* _Texto fornecido_
┄┄┄┄┄┄┄┄┄┄

A suavidade do tempo, esse artesão silencioso, encarquilha a pele e desenha sulcos pelo corpo, passando ao largo do espírito, incapaz de domá-lo. Tornei-me, é verdade, mais lento; os passos perderam a impetuosidade das urgências inúteis. Contudo, há uma chama que arde, teimosa e clara, bem no centro da alma…
É uma luz que não resiste ao deboche - um riso leve e travesso - diante de quem aceita envelhecer sem preservar o sentimento de liberdade. Aqueles que entregaram as folhas e as flores antes mesmo do outono chegar.
Reivindico todos os dias:
O direito de caminhar as distâncias possíveis, sem a pressa de chegar, mas com o prazer de ainda estar na estrada;
O convívio com os olhos de quem preserva a pureza, não carrega o peso do preconceito e enxerga na velhice a continuidade natural do tempo, não o brete estreito que anuncia o fim;
A doçura de conversar e sorrir sozinho, em um monólogo que é, na verdade, um banquete de memórias.

┄┄┄┄┄┄┄┄┄┄

* _Tarefas a realizar_
- A) Por favor, reescreva o trecho do texto sobre a velhice que começa em "A suavidade do" e segue até "do outono chegar.", trocando "chama" por "brasa".
- B) Dê sequência ao texto sobre a velhice, escrevendo a parte que vem logo depois da última frase apresentada.

[Entradas do conjunto de dados]

┄┄┄┄┄┄┄┄┄┄

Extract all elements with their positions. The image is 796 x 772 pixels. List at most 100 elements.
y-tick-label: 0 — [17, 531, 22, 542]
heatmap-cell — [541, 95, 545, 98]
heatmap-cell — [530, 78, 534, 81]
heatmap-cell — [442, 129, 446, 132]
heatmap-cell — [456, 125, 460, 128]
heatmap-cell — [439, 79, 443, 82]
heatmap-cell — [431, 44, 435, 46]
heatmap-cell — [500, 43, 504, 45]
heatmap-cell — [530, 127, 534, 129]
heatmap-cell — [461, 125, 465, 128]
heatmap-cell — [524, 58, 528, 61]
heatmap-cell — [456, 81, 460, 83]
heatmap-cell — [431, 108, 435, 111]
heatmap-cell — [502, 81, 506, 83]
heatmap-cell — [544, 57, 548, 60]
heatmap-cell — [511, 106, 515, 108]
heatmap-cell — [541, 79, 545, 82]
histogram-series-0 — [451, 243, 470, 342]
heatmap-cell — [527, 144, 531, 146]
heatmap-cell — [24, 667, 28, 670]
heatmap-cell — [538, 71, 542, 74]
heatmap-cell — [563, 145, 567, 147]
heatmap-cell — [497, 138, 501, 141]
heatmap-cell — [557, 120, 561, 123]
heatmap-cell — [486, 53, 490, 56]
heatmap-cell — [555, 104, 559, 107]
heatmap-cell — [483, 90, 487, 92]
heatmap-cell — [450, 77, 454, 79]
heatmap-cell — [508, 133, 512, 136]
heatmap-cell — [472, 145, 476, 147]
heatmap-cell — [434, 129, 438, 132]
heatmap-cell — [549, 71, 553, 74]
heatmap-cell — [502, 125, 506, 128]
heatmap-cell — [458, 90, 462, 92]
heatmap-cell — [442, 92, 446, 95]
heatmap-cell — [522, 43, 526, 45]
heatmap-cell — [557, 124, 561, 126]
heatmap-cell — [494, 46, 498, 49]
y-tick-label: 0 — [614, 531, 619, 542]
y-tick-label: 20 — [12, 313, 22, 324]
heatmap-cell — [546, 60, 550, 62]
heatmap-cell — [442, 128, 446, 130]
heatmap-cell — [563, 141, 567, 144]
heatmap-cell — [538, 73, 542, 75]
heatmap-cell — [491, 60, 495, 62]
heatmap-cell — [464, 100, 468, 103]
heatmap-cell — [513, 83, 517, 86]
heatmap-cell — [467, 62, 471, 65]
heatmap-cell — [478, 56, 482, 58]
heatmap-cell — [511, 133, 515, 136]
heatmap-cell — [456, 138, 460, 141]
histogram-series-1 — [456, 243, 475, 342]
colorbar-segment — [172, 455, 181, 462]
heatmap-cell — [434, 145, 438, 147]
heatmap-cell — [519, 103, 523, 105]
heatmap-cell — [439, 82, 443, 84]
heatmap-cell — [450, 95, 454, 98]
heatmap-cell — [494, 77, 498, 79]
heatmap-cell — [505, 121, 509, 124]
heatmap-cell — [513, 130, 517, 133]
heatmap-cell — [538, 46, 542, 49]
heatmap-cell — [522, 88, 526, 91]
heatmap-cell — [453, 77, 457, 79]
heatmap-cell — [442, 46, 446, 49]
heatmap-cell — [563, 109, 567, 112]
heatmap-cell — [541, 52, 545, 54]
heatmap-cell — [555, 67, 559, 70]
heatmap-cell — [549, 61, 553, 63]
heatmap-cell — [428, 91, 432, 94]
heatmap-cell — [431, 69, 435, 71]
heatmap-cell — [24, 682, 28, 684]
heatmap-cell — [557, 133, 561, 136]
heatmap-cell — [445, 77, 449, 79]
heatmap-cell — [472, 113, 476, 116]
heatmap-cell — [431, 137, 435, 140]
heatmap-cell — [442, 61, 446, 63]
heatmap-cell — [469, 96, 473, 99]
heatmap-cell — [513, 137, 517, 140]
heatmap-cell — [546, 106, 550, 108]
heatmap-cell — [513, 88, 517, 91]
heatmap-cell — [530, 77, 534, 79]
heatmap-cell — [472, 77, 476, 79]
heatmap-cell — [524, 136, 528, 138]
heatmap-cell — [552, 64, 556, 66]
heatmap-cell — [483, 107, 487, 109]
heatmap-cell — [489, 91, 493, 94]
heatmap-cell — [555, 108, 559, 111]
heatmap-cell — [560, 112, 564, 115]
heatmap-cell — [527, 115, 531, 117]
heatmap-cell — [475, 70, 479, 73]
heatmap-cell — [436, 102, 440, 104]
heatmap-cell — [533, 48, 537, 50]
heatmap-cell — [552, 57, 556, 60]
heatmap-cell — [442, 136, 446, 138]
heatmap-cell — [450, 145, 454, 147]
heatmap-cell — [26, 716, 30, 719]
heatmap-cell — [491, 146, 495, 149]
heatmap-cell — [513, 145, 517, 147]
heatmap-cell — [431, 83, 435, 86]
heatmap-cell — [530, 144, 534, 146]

┄┄┄┄┄┄┄┄┄┄

* _Resultados em ordem_
- A)
A suavidade do tempo, esse artesão silencioso, encarquilha a pele e desenha sulcos pelo corpo, passando ao largo do espírito, incapaz de domá-lo. Tornei-me, é verdade, mais lento; os passos perderam a impetuosidade das urgências inúteis. Contudo, há uma brasa que arde, teimosa e clara, bem no centro da alma…
É uma luz que não resiste ao deboche - um riso leve e travesso - diante de quem aceita envelhecer sem preservar o sentimento de liberdade. Aqueles que entregaram as folhas e as flores antes mesmo do outono chegar.

- B)
Sigo, assim, arrastando lembranças como quem carrega tesouros, e muito bem acompanhado. Pois há quem deixou a caminhada do meu dia a dia, sem jamais se ausentar da minha vida. Estão aqui, nas entrelinhas das minhas saudades e no silêncio do que sinto, provando que o espírito, que ainda respira liberdade, desconhece o que seja a despedida!